**Available data**.
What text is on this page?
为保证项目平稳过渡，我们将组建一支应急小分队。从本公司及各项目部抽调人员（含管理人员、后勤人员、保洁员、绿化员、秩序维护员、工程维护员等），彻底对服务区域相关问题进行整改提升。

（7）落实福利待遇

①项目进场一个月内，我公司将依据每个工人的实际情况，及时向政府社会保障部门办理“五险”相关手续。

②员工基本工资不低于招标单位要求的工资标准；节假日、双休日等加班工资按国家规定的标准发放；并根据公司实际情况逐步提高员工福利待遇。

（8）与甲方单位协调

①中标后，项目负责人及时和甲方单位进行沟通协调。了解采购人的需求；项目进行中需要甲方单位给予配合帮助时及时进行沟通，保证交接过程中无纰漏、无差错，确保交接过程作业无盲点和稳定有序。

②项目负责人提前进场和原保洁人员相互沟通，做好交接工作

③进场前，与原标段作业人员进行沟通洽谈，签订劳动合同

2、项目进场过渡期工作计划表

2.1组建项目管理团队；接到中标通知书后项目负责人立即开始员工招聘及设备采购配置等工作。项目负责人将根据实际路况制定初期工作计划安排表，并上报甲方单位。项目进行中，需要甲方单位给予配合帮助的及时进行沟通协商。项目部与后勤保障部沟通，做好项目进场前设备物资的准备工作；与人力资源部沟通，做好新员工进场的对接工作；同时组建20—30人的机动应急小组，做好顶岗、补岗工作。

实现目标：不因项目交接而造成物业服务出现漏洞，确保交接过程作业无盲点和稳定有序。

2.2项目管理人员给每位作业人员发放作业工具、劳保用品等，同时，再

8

**Goal**. Go through the records and gather the lines that hold "确保交接过程作业无盲点和稳定有序".

**Exercise result**.
①中标后，项目负责人及时和甲方单位进行沟通协调。了解采购人的需求；项目进行中需要甲方单位给予配合帮助时及时进行沟通，保证交接过程中无纰漏、无差错，确保交接过程作业无盲点和稳定有序。
实现目标：不因项目交接而造成物业服务出现漏洞，确保交接过程作业无盲点和稳定有序。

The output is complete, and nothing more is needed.